■ **Task prompt**
Here are some records. Copy each one exactly.

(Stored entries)

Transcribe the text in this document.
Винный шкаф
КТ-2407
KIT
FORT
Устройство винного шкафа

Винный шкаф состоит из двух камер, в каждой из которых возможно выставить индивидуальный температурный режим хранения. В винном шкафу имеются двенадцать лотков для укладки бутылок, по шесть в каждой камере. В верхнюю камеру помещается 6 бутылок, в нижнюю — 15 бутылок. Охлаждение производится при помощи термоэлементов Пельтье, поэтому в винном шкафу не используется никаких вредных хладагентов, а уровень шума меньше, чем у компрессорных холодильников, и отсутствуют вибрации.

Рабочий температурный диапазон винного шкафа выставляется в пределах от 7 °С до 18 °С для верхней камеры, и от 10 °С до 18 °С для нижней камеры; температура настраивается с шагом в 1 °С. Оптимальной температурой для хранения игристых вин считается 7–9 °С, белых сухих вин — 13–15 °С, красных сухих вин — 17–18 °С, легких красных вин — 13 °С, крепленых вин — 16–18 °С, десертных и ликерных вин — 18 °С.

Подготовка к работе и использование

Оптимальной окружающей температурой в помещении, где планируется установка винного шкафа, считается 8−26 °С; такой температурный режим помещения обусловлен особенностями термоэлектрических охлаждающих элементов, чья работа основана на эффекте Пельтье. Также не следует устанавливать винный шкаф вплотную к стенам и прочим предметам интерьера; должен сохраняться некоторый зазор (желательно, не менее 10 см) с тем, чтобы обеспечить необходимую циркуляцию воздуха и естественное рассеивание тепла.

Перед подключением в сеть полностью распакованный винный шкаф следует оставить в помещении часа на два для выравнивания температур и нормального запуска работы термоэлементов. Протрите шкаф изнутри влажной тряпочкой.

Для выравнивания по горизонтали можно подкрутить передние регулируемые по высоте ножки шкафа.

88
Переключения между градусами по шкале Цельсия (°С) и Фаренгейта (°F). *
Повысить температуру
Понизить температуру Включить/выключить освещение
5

■ **Correct response**
Transcribe the text in this document.
Винный шкаф
КТ-2407
KIT
FORT
Устройство винного шкафа

Винный шкаф состоит из двух камер, в каждой из которых возможно выставить индивидуальный температурный режим хранения. В винном шкафу имеются двенадцать лотков для укладки бутылок, по шесть в каждой камере. В верхнюю камеру помещается 6 бутылок, в нижнюю — 15 бутылок. Охлаждение производится при помощи термоэлементов Пельтье, поэтому в винном шкафу не используется никаких вредных хладагентов, а уровень шума меньше, чем у компрессорных холодильников, и отсутствуют вибрации.

Рабочий температурный диапазон винного шкафа выставляется в пределах от 7 °С до 18 °С для верхней камеры, и от 10 °С до 18 °С для нижней камеры; температура настраивается с шагом в 1 °С. Оптимальной температурой для хранения игристых вин считается 7–9 °С, белых сухих вин — 13–15 °С, красных сухих вин — 17–18 °С, легких красных вин — 13 °С, крепленых вин — 16–18 °С, десертных и ликерных вин — 18 °С.

Подготовка к работе и использование

Оптимальной окружающей температурой в помещении, где планируется установка винного шкафа, считается 8−26 °С; такой температурный режим помещения обусловлен особенностями термоэлектрических охлаждающих элементов, чья работа основана на эффекте Пельтье. Также не следует устанавливать винный шкаф вплотную к стенам и прочим предметам интерьера; должен сохраняться некоторый зазор (желательно, не менее 10 см) с тем, чтобы обеспечить необходимую циркуляцию воздуха и естественное рассеивание тепла.

Перед подключением в сеть полностью распакованный винный шкаф следует оставить в помещении часа на два для выравнивания температур и нормального запуска работы термоэлементов. Протрите шкаф изнутри влажной тряпочкой.

Для выравнивания по горизонтали можно подкрутить передние регулируемые по высоте ножки шкафа.

88
Переключения между градусами по шкале Цельсия (°С) и Фаренгейта (°F). *
Повысить температуру
Понизить температуру Включить/выключить освещение
5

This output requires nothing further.